• _Consegna_:
Nel testo sull'opera Death in Venice, quali strumenti sottolineano con il motivo le parole life and mind?

• _Testo del documento_:

━━━━━━

Ma tutto questo ancora è niente, poiché dovremmo nel frattempo aver scoperto che la malattia vera è quella che si annida nell'Io profondo di Aschenbach, ed è assai più insidiosa (e altrettanto mortale) dell'epidemia. Ecco perché il tema compare subdolamente in altre circostanze, ad esempio verso la fine del primo atto, dopo che lo scrittore ha rinunciato, impotente, ad approcciare Tadzio e riflette sul fatale desiderio: So longing passes back and forth between life and the mind. Con altezze diverse (LA-SOL-SI-LA#) il motivo sottolinea (in corni, arpa e viola) proprio le parole life and mind, la realtà e lo spirito, le due polarità (Dioniso-Apollo) fra cui si dibatte l'Io di Aschenbach. E subito dopo lo udiamo ancora, negli stessi strumenti, ma un semitono sotto, mentre Tadzio passa vicino allo scrittore inebetito e gli sorride (!) spogliandolo definitivamente di tutte le sue apollinee (e ipocrite?) difese e gettandolo in pasto a Dioniso. Il tema torna a farsi sentire, appena variato, all'inizio della seconda parte, nell'accompagnamento del pianoforte, quando il protagonista prende atto e razionalmente/esteticamente cerca di giustificare a se stesso quel suo I love you che nelle ultime battute della prima parte aveva indirizzato a Tadzio. E poi ancora, nelle tube, durante l'onirica orgia dionisiaca; e sempre nelle tube al momento in cui l'efebico polacchino soccombe al rude coetaneo Jaschiu nella zuffa sul bagnasciuga che precede l'epilogo.

 
Di questo passo potremmo anche scoprire che di una certa malattia dell'Artista aveva già trattato qualcuno, in un'opera musicale, addirittura 30 anni prima che Thomas Mann venisse al mondo: mettendo in parole e musica baccanali chèz Venus e severe tenzoni canore in quel di Turingia. E comunque, con tutto ciò avremmo solo esplorato la punta di un iceberg, figuriamoci! Aggiungiamo poi che parecchi interrogativi e lati oscuri dell'opera si possono chiarire solo dopo aver letto la novella di Thomas Mann che ispirò Britten-Piper: ad esempio che i risvolti omosex-pedofili della vicenda - pur tanto cari al compositore (come al sommo Luchino) e impiegati dal marketing teatrale per stuzzicare la curiosità morbosa dello spettatore verso una cronaca di turismo sessuale – sono solo una, e forse nemmeno la più importante, delle componenti del dramma; e che al fondo di Death in Venice - come di Der Tod in Venedig – c'è invece qualche problemino da nulla, filosofico-estetico-esistenziale, vecchio quanto il mondo.

━━━━━━

(Dati per il riconoscimento della struttura dei documenti)
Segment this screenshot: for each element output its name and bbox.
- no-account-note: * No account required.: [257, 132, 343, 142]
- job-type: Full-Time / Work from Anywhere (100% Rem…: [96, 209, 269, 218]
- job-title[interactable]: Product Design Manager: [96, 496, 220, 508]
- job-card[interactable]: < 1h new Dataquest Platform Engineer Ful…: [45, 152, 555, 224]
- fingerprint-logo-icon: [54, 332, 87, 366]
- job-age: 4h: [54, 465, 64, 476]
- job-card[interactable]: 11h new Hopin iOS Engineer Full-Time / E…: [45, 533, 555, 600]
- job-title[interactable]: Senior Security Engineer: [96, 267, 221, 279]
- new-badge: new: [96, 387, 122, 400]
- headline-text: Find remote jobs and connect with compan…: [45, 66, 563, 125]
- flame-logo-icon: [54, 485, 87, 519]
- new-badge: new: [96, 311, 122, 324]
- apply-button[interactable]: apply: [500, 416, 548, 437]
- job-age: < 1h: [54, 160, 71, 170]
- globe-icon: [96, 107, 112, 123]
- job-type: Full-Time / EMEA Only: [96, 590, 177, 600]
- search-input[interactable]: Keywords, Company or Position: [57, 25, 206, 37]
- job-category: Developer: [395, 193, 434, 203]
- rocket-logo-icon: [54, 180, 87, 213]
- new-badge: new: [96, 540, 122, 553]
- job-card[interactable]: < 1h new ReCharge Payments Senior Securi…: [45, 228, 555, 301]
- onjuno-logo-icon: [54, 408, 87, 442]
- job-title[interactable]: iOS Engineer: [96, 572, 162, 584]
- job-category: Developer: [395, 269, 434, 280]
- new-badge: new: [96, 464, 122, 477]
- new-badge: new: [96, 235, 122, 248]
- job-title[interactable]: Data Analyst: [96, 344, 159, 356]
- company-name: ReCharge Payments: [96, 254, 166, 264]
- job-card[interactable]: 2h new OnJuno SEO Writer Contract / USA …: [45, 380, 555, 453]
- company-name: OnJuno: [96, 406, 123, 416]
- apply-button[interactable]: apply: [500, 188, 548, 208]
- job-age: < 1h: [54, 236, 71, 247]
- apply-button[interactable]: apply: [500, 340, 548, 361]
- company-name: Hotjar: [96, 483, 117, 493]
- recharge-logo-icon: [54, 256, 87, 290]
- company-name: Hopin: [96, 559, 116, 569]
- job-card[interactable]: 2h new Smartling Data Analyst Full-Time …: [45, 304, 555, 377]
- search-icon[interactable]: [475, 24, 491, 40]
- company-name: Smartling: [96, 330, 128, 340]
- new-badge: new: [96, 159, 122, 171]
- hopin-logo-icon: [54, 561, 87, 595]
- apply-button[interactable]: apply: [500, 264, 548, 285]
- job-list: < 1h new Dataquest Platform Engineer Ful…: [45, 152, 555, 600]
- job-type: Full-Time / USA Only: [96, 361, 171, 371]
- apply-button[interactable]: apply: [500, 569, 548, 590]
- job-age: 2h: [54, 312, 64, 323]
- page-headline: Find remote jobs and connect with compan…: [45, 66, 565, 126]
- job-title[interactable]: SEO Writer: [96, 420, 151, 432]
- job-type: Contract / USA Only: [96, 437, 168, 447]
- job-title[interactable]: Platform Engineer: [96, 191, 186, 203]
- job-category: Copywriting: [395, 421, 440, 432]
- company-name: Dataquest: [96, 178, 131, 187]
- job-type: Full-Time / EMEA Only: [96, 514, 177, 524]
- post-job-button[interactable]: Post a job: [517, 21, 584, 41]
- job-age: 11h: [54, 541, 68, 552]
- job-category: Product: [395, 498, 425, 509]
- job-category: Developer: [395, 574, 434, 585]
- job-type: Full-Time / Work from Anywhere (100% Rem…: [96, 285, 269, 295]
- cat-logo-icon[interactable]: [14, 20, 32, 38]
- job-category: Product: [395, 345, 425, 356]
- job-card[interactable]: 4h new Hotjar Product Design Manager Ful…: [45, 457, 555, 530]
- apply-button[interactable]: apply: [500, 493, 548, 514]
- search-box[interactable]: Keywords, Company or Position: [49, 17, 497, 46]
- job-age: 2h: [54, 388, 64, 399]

━━━━━━

• _Risposta_:
Corni, arpa e viola.